#### [Requirement]
Show every line of the records below that contains the word "Output".

#### [Records from a dataset]
· · · · ·
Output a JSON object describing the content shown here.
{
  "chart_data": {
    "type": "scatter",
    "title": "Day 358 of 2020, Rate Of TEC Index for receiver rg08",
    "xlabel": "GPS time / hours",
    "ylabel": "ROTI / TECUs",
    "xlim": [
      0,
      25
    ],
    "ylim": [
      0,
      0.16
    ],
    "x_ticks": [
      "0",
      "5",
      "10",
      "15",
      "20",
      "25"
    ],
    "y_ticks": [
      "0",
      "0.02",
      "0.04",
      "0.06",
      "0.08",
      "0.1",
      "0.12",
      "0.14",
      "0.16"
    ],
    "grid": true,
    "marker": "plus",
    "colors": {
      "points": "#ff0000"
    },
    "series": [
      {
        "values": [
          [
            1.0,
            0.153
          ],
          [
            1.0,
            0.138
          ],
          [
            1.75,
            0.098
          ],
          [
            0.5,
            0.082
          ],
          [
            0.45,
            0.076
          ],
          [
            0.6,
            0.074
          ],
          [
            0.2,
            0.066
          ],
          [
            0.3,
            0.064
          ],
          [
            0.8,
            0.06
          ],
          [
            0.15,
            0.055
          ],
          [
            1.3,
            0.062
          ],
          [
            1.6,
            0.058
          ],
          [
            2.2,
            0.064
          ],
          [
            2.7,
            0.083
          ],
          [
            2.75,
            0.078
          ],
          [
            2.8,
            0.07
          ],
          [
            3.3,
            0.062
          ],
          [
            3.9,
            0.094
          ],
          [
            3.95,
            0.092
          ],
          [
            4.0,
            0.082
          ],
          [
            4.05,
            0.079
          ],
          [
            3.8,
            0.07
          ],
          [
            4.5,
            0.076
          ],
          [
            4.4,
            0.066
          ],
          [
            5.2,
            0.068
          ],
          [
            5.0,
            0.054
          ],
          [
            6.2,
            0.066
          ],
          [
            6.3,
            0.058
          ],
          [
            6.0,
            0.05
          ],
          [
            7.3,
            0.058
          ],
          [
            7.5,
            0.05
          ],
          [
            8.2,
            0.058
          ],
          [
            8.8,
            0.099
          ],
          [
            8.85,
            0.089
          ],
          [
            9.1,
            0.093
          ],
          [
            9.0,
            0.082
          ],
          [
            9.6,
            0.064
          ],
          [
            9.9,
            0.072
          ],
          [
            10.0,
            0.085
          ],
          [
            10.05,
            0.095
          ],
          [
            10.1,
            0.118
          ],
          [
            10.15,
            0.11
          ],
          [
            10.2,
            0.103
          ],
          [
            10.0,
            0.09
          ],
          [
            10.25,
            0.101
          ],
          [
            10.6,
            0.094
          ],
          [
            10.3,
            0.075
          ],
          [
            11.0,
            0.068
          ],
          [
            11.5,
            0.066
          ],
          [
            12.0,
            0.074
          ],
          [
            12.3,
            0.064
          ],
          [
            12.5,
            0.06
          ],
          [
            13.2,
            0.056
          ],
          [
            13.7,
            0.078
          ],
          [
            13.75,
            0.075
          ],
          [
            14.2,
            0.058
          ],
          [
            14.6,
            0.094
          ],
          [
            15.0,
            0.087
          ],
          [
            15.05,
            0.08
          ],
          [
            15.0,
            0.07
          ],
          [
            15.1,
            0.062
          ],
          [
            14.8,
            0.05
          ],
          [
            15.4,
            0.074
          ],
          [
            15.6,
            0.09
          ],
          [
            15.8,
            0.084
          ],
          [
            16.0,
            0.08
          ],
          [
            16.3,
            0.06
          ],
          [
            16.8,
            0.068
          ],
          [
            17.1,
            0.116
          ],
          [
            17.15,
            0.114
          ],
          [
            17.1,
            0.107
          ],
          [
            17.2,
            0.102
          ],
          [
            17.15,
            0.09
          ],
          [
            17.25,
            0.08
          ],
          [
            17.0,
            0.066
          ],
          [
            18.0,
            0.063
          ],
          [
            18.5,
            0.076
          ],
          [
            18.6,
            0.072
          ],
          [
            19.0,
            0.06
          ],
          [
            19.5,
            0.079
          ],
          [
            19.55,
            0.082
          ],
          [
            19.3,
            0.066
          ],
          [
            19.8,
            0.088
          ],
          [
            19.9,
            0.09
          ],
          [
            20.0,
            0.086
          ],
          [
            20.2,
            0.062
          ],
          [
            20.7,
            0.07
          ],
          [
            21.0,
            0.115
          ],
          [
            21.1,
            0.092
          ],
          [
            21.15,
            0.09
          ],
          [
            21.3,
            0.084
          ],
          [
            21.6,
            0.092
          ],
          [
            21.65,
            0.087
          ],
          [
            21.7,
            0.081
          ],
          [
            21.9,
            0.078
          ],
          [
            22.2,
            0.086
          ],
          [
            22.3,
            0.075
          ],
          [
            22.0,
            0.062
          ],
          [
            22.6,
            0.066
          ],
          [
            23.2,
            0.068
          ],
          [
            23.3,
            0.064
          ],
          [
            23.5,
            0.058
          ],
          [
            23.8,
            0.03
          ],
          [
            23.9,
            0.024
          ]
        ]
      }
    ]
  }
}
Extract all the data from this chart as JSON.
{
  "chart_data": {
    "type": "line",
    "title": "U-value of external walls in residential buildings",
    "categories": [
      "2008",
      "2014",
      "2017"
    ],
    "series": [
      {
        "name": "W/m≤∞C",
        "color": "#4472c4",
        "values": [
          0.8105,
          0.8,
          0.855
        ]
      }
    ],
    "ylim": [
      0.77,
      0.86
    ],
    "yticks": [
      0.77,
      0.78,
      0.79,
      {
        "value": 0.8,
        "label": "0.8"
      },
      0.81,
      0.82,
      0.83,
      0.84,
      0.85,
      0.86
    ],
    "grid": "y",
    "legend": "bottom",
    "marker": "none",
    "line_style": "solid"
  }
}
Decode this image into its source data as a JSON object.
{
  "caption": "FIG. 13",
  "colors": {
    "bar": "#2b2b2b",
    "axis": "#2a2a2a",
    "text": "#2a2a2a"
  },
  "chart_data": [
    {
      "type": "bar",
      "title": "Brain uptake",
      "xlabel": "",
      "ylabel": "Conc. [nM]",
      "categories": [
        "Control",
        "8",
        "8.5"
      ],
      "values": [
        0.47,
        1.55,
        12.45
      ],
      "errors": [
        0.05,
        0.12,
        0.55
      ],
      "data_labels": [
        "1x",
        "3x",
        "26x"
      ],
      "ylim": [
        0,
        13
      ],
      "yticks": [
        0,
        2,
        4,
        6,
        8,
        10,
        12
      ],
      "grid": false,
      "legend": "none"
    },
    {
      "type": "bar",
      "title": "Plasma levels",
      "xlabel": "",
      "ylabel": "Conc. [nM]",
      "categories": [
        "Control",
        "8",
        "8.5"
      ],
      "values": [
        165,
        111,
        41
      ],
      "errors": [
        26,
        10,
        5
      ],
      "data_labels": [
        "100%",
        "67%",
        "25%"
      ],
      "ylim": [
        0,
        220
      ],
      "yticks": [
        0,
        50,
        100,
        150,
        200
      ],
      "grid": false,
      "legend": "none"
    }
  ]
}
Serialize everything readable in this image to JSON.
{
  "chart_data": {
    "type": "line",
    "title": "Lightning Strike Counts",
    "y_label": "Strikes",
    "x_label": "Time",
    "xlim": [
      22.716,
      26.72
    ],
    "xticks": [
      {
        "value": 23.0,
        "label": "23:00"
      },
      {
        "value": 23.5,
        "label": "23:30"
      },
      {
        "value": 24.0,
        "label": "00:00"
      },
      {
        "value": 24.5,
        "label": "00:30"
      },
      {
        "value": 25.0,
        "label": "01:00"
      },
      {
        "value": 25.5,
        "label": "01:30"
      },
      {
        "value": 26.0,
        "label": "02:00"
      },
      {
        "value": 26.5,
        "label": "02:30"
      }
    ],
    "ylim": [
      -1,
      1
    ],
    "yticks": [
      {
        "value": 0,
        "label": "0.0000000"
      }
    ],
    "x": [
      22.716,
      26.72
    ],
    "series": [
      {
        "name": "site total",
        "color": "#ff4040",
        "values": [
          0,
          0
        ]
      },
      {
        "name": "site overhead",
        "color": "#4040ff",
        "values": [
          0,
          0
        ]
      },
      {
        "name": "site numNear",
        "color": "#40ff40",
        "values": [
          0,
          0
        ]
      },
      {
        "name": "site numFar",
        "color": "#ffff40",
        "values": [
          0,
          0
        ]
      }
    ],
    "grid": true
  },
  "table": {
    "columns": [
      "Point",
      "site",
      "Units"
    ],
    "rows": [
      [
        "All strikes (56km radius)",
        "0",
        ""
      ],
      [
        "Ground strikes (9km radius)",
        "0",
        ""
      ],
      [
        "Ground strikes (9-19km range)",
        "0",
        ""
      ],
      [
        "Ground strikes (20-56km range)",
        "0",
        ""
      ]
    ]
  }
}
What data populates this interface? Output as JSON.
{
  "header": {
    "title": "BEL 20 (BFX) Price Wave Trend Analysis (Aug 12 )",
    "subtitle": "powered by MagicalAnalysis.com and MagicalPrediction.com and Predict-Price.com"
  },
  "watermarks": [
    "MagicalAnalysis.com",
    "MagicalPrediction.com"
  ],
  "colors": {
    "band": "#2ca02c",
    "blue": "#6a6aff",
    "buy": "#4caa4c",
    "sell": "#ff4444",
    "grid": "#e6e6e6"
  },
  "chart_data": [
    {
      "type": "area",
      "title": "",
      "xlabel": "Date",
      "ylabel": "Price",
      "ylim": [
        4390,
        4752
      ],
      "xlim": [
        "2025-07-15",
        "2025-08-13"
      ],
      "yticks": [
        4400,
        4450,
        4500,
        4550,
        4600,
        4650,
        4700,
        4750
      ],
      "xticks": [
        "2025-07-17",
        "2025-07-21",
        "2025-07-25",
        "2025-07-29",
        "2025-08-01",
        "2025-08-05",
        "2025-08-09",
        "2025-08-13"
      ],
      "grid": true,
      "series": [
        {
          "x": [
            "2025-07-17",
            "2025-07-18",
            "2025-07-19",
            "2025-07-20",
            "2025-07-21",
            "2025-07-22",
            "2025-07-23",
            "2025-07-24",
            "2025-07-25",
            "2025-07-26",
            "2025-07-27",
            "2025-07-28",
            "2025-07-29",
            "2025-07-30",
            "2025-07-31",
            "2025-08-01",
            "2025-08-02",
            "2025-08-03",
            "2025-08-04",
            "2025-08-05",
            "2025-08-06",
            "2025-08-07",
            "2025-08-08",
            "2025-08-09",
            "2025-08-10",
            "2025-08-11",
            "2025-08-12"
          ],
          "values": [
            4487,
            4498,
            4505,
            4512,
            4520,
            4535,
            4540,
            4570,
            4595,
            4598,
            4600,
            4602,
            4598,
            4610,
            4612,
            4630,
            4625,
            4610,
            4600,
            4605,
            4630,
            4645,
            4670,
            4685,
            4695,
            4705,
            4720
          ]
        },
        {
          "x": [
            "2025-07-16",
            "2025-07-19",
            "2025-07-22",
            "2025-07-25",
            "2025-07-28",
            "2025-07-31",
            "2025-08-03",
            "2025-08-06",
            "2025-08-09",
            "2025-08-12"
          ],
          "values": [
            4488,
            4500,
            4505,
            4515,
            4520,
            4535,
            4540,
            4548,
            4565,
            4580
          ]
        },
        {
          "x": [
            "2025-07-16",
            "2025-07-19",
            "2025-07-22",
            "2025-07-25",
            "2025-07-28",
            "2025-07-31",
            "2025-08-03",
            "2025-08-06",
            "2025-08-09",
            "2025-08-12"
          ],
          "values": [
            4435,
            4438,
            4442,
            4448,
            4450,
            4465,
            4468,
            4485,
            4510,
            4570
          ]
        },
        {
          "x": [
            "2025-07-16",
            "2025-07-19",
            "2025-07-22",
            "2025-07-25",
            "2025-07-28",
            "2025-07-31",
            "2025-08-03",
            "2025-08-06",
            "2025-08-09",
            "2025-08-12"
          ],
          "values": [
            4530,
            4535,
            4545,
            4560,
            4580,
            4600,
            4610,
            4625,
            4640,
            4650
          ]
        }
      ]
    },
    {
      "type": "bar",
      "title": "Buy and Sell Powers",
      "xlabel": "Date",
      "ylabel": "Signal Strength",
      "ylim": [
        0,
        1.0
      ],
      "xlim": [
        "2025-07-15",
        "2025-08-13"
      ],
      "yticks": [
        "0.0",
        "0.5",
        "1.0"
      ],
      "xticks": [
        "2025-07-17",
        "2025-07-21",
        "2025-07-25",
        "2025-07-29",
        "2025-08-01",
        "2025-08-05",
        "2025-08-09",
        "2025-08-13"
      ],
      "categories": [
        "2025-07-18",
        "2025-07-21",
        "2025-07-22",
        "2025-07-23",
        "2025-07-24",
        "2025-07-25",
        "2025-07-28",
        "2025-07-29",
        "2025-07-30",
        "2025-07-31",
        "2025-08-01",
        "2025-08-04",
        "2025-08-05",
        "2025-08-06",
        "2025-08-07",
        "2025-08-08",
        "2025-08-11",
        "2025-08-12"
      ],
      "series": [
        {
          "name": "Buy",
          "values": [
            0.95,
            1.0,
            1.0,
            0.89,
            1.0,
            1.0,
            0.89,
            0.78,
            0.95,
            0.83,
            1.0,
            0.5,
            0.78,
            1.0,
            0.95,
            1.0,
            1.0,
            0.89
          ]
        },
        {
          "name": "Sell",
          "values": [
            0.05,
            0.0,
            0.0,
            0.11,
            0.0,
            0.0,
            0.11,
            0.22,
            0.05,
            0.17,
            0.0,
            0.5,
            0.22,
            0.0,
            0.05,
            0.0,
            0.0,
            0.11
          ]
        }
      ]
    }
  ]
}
· · · · ·
#### [The answer]
Output a JSON object describing the content shown here.
What data populates this interface? Output as JSON.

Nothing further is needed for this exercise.